» **PROBLEM DETAILS**:
Copy every entry exactly as given, minus the images.

» **PROVIDED RECORDS**:

####

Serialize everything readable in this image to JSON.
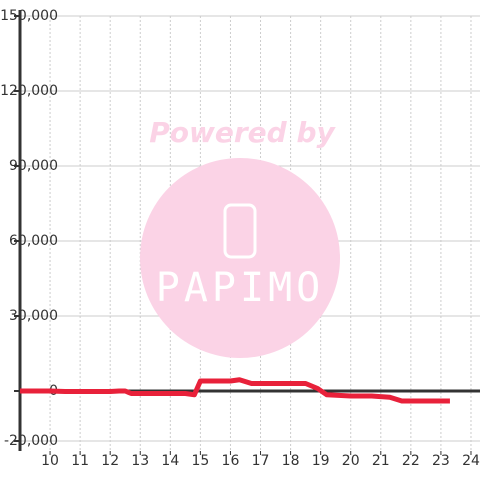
{
  "chart_data": {
    "type": "line",
    "x": [
      9,
      10,
      10.5,
      11,
      12,
      12.3,
      12.5,
      12.7,
      14.5,
      14.8,
      15,
      16,
      16.3,
      16.7,
      18.5,
      18.9,
      19.2,
      20,
      20.7,
      21.3,
      21.7,
      22,
      23.3
    ],
    "series": [
      {
        "color": "#e8213a",
        "values": [
          0,
          0,
          -200,
          -200,
          -200,
          0,
          0,
          -1000,
          -1000,
          -1500,
          4000,
          4000,
          4500,
          3000,
          3000,
          1000,
          -1500,
          -2000,
          -2000,
          -2500,
          -4000,
          -4000,
          -4000
        ]
      }
    ],
    "xlim": [
      9,
      24.3
    ],
    "xticks": [
      10,
      11,
      12,
      13,
      14,
      15,
      16,
      17,
      18,
      19,
      20,
      21,
      22,
      23,
      24
    ],
    "ylim": [
      -20000,
      150000
    ],
    "yticks": [
      {
        "value": -20000,
        "label": "-20,000"
      },
      0,
      {
        "value": 30000,
        "label": "30,000"
      },
      {
        "value": 60000,
        "label": "60,000"
      },
      {
        "value": 90000,
        "label": "90,000"
      },
      {
        "value": 120000,
        "label": "120,000"
      },
      {
        "value": 150000,
        "label": "150,000"
      }
    ],
    "grid": true
  },
  "watermark": {
    "powered_by": "Powered by",
    "logo": "PAPIMO"
  }
}
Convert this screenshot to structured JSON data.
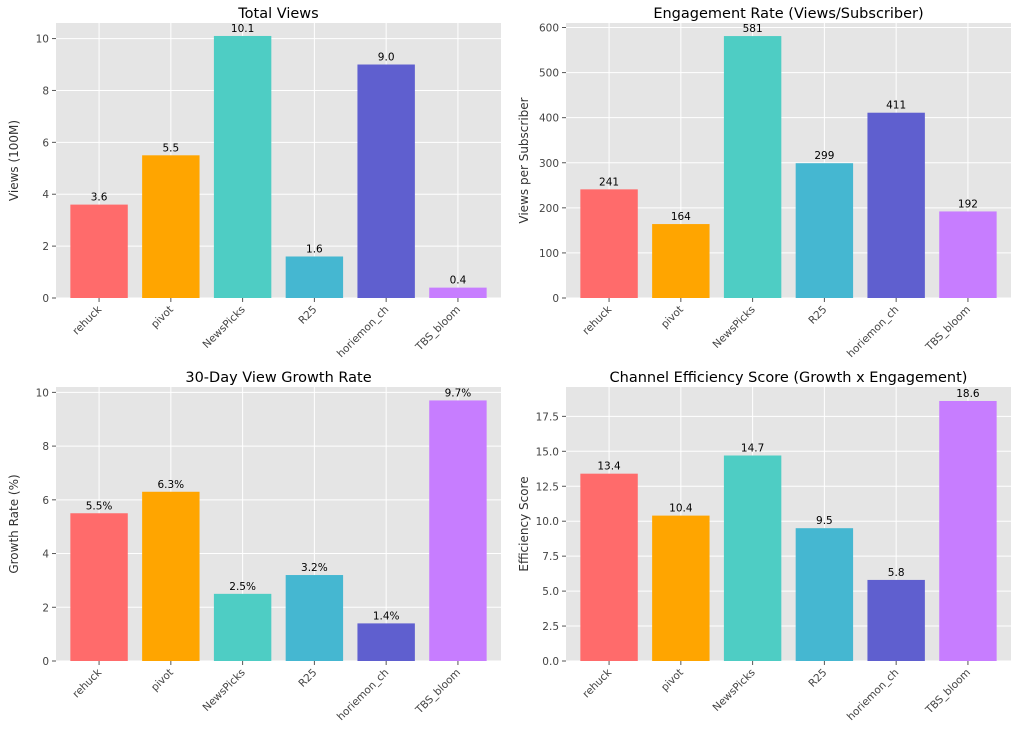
{
  "chart_data": [
    {
      "type": "bar",
      "title": "Total Views",
      "ylabel": "Views (100M)",
      "xlabel": "",
      "categories": [
        "rehuck",
        "pivot",
        "NewsPicks",
        "R25",
        "horiemon_ch",
        "TBS_bloom"
      ],
      "values": [
        3.6,
        5.5,
        10.1,
        1.6,
        9.0,
        0.4
      ],
      "value_labels": [
        "3.6",
        "5.5",
        "10.1",
        "1.6",
        "9.0",
        "0.4"
      ],
      "ylim": [
        0,
        10.6
      ],
      "yticks": [
        0,
        2,
        4,
        6,
        8,
        10
      ],
      "ytick_labels": [
        "0",
        "2",
        "4",
        "6",
        "8",
        "10"
      ],
      "grid": true
    },
    {
      "type": "bar",
      "title": "Engagement Rate (Views/Subscriber)",
      "ylabel": "Views per Subscriber",
      "xlabel": "",
      "categories": [
        "rehuck",
        "pivot",
        "NewsPicks",
        "R25",
        "horiemon_ch",
        "TBS_bloom"
      ],
      "values": [
        241,
        164,
        581,
        299,
        411,
        192
      ],
      "value_labels": [
        "241",
        "164",
        "581",
        "299",
        "411",
        "192"
      ],
      "ylim": [
        0,
        610
      ],
      "yticks": [
        0,
        100,
        200,
        300,
        400,
        500,
        600
      ],
      "ytick_labels": [
        "0",
        "100",
        "200",
        "300",
        "400",
        "500",
        "600"
      ],
      "grid": true
    },
    {
      "type": "bar",
      "title": "30-Day View Growth Rate",
      "ylabel": "Growth Rate (%)",
      "xlabel": "",
      "categories": [
        "rehuck",
        "pivot",
        "NewsPicks",
        "R25",
        "horiemon_ch",
        "TBS_bloom"
      ],
      "values": [
        5.5,
        6.3,
        2.5,
        3.2,
        1.4,
        9.7
      ],
      "value_labels": [
        "5.5%",
        "6.3%",
        "2.5%",
        "3.2%",
        "1.4%",
        "9.7%"
      ],
      "ylim": [
        0,
        10.2
      ],
      "yticks": [
        0,
        2,
        4,
        6,
        8,
        10
      ],
      "ytick_labels": [
        "0",
        "2",
        "4",
        "6",
        "8",
        "10"
      ],
      "grid": true
    },
    {
      "type": "bar",
      "title": "Channel Efficiency Score (Growth x Engagement)",
      "ylabel": "Efficiency Score",
      "xlabel": "",
      "categories": [
        "rehuck",
        "pivot",
        "NewsPicks",
        "R25",
        "horiemon_ch",
        "TBS_bloom"
      ],
      "values": [
        13.4,
        10.4,
        14.7,
        9.5,
        5.8,
        18.6
      ],
      "value_labels": [
        "13.4",
        "10.4",
        "14.7",
        "9.5",
        "5.8",
        "18.6"
      ],
      "ylim": [
        0,
        19.6
      ],
      "yticks": [
        0,
        2.5,
        5,
        7.5,
        10,
        12.5,
        15,
        17.5
      ],
      "ytick_labels": [
        "0.0",
        "2.5",
        "5.0",
        "7.5",
        "10.0",
        "12.5",
        "15.0",
        "17.5"
      ],
      "grid": true
    }
  ],
  "colors": [
    "#ff6b6b",
    "#ffa500",
    "#4ecdc4",
    "#45b7d1",
    "#5f5fcf",
    "#c77dff"
  ]
}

####

» **WRITTEN RESPONSE**:
Serialize everything readable in this image to JSON.
{
  "chart_data": {
    "type": "line",
    "x": [
      9,
      10,
      10.5,
      11,
      12,
      12.3,
      12.5,
      12.7,
      14.5,
      14.8,
      15,
      16,
      16.3,
      16.7,
      18.5,
      18.9,
      19.2,
      20,
      20.7,
      21.3,
      21.7,
      22,
      23.3
    ],
    "series": [
      {
        "color": "#e8213a",
        "values": [
          0,
          0,
          -200,
          -200,
          -200,
          0,
          0,
          -1000,
          -1000,
          -1500,
          4000,
          4000,
          4500,
          3000,
          3000,
          1000,
          -1500,
          -2000,
          -2000,
          -2500,
          -4000,
          -4000,
          -4000
        ]
      }
    ],
    "xlim": [
      9,
      24.3
    ],
    "xticks": [
      10,
      11,
      12,
      13,
      14,
      15,
      16,
      17,
      18,
      19,
      20,
      21,
      22,
      23,
      24
    ],
    "ylim": [
      -20000,
      150000
    ],
    "yticks": [
      {
        "value": -20000,
        "label": "-20,000"
      },
      0,
      {
        "value": 30000,
        "label": "30,000"
      },
      {
        "value": 60000,
        "label": "60,000"
      },
      {
        "value": 90000,
        "label": "90,000"
      },
      {
        "value": 120000,
        "label": "120,000"
      },
      {
        "value": 150000,
        "label": "150,000"
      }
    ],
    "grid": true
  },
  "watermark": {
    "powered_by": "Powered by",
    "logo": "PAPIMO"
  }
}
Convert this screenshot to structured JSON data.
{
  "chart_data": [
    {
      "type": "bar",
      "title": "Total Views",
      "ylabel": "Views (100M)",
      "xlabel": "",
      "categories": [
        "rehuck",
        "pivot",
        "NewsPicks",
        "R25",
        "horiemon_ch",
        "TBS_bloom"
      ],
      "values": [
        3.6,
        5.5,
        10.1,
        1.6,
        9.0,
        0.4
      ],
      "value_labels": [
        "3.6",
        "5.5",
        "10.1",
        "1.6",
        "9.0",
        "0.4"
      ],
      "ylim": [
        0,
        10.6
      ],
      "yticks": [
        0,
        2,
        4,
        6,
        8,
        10
      ],
      "ytick_labels": [
        "0",
        "2",
        "4",
        "6",
        "8",
        "10"
      ],
      "grid": true
    },
    {
      "type": "bar",
      "title": "Engagement Rate (Views/Subscriber)",
      "ylabel": "Views per Subscriber",
      "xlabel": "",
      "categories": [
        "rehuck",
        "pivot",
        "NewsPicks",
        "R25",
        "horiemon_ch",
        "TBS_bloom"
      ],
      "values": [
        241,
        164,
        581,
        299,
        411,
        192
      ],
      "value_labels": [
        "241",
        "164",
        "581",
        "299",
        "411",
        "192"
      ],
      "ylim": [
        0,
        610
      ],
      "yticks": [
        0,
        100,
        200,
        300,
        400,
        500,
        600
      ],
      "ytick_labels": [
        "0",
        "100",
        "200",
        "300",
        "400",
        "500",
        "600"
      ],
      "grid": true
    },
    {
      "type": "bar",
      "title": "30-Day View Growth Rate",
      "ylabel": "Growth Rate (%)",
      "xlabel": "",
      "categories": [
        "rehuck",
        "pivot",
        "NewsPicks",
        "R25",
        "horiemon_ch",
        "TBS_bloom"
      ],
      "values": [
        5.5,
        6.3,
        2.5,
        3.2,
        1.4,
        9.7
      ],
      "value_labels": [
        "5.5%",
        "6.3%",
        "2.5%",
        "3.2%",
        "1.4%",
        "9.7%"
      ],
      "ylim": [
        0,
        10.2
      ],
      "yticks": [
        0,
        2,
        4,
        6,
        8,
        10
      ],
      "ytick_labels": [
        "0",
        "2",
        "4",
        "6",
        "8",
        "10"
      ],
      "grid": true
    },
    {
      "type": "bar",
      "title": "Channel Efficiency Score (Growth x Engagement)",
      "ylabel": "Efficiency Score",
      "xlabel": "",
      "categories": [
        "rehuck",
        "pivot",
        "NewsPicks",
        "R25",
        "horiemon_ch",
        "TBS_bloom"
      ],
      "values": [
        13.4,
        10.4,
        14.7,
        9.5,
        5.8,
        18.6
      ],
      "value_labels": [
        "13.4",
        "10.4",
        "14.7",
        "9.5",
        "5.8",
        "18.6"
      ],
      "ylim": [
        0,
        19.6
      ],
      "yticks": [
        0,
        2.5,
        5,
        7.5,
        10,
        12.5,
        15,
        17.5
      ],
      "ytick_labels": [
        "0.0",
        "2.5",
        "5.0",
        "7.5",
        "10.0",
        "12.5",
        "15.0",
        "17.5"
      ],
      "grid": true
    }
  ],
  "colors": [
    "#ff6b6b",
    "#ffa500",
    "#4ecdc4",
    "#45b7d1",
    "#5f5fcf",
    "#c77dff"
  ]
}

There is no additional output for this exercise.